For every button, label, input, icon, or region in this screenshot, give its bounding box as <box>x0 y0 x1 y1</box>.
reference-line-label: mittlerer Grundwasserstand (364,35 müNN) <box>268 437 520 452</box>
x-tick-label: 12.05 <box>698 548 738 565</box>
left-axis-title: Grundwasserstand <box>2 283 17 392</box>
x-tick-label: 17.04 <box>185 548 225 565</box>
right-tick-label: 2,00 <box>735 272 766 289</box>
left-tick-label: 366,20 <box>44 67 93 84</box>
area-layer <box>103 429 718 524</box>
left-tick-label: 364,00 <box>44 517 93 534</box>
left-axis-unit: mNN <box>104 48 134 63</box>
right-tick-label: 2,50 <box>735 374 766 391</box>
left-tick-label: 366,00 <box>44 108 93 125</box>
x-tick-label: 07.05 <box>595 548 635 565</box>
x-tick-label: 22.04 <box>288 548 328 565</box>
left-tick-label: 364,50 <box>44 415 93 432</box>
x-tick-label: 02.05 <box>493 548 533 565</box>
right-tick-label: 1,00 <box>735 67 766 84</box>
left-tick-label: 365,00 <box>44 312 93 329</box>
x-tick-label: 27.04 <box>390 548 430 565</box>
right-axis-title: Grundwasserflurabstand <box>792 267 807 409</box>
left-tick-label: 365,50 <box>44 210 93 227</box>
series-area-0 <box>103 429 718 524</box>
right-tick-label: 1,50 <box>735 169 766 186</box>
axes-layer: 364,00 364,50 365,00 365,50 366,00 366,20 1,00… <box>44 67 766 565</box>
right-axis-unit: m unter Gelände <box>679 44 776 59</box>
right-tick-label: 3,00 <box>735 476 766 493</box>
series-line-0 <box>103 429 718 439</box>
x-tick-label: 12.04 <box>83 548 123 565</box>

===

- Exercise prompt:
Return the lines above as a numbered list, omitting any blank lines.

- Output below:
1. For every button, label, input, icon, or region in this screenshot, give its bounding box as <box>x0 y0 x1 y1</box>.
2. reference-line-label: mittlerer Grundwasserstand (364,35 müNN) <box>268 437 520 452</box>
3. x-tick-label: 12.05 <box>698 548 738 565</box>
4. left-axis-title: Grundwasserstand <box>2 283 17 392</box>
5. x-tick-label: 17.04 <box>185 548 225 565</box>
6. right-tick-label: 2,00 <box>735 272 766 289</box>
7. left-tick-label: 366,20 <box>44 67 93 84</box>
8. area-layer <box>103 429 718 524</box>
9. left-tick-label: 364,00 <box>44 517 93 534</box>
10. left-axis-unit: mNN <box>104 48 134 63</box>
11. right-tick-label: 2,50 <box>735 374 766 391</box>
12. left-tick-label: 366,00 <box>44 108 93 125</box>
13. x-tick-label: 07.05 <box>595 548 635 565</box>
14. x-tick-label: 22.04 <box>288 548 328 565</box>
15. left-tick-label: 364,50 <box>44 415 93 432</box>
16. x-tick-label: 02.05 <box>493 548 533 565</box>
17. right-tick-label: 1,00 <box>735 67 766 84</box>
18. left-tick-label: 365,00 <box>44 312 93 329</box>
19. x-tick-label: 27.04 <box>390 548 430 565</box>
20. right-axis-title: Grundwasserflurabstand <box>792 267 807 409</box>
21. left-tick-label: 365,50 <box>44 210 93 227</box>
22. series-area-0 <box>103 429 718 524</box>
23. right-tick-label: 1,50 <box>735 169 766 186</box>
24. axes-layer: 364,00 364,50 365,00 365,50 366,00 366,20 1,00… <box>44 67 766 565</box>
25. right-axis-unit: m unter Gelände <box>679 44 776 59</box>
26. right-tick-label: 3,00 <box>735 476 766 493</box>
27. series-line-0 <box>103 429 718 439</box>
28. x-tick-label: 12.04 <box>83 548 123 565</box>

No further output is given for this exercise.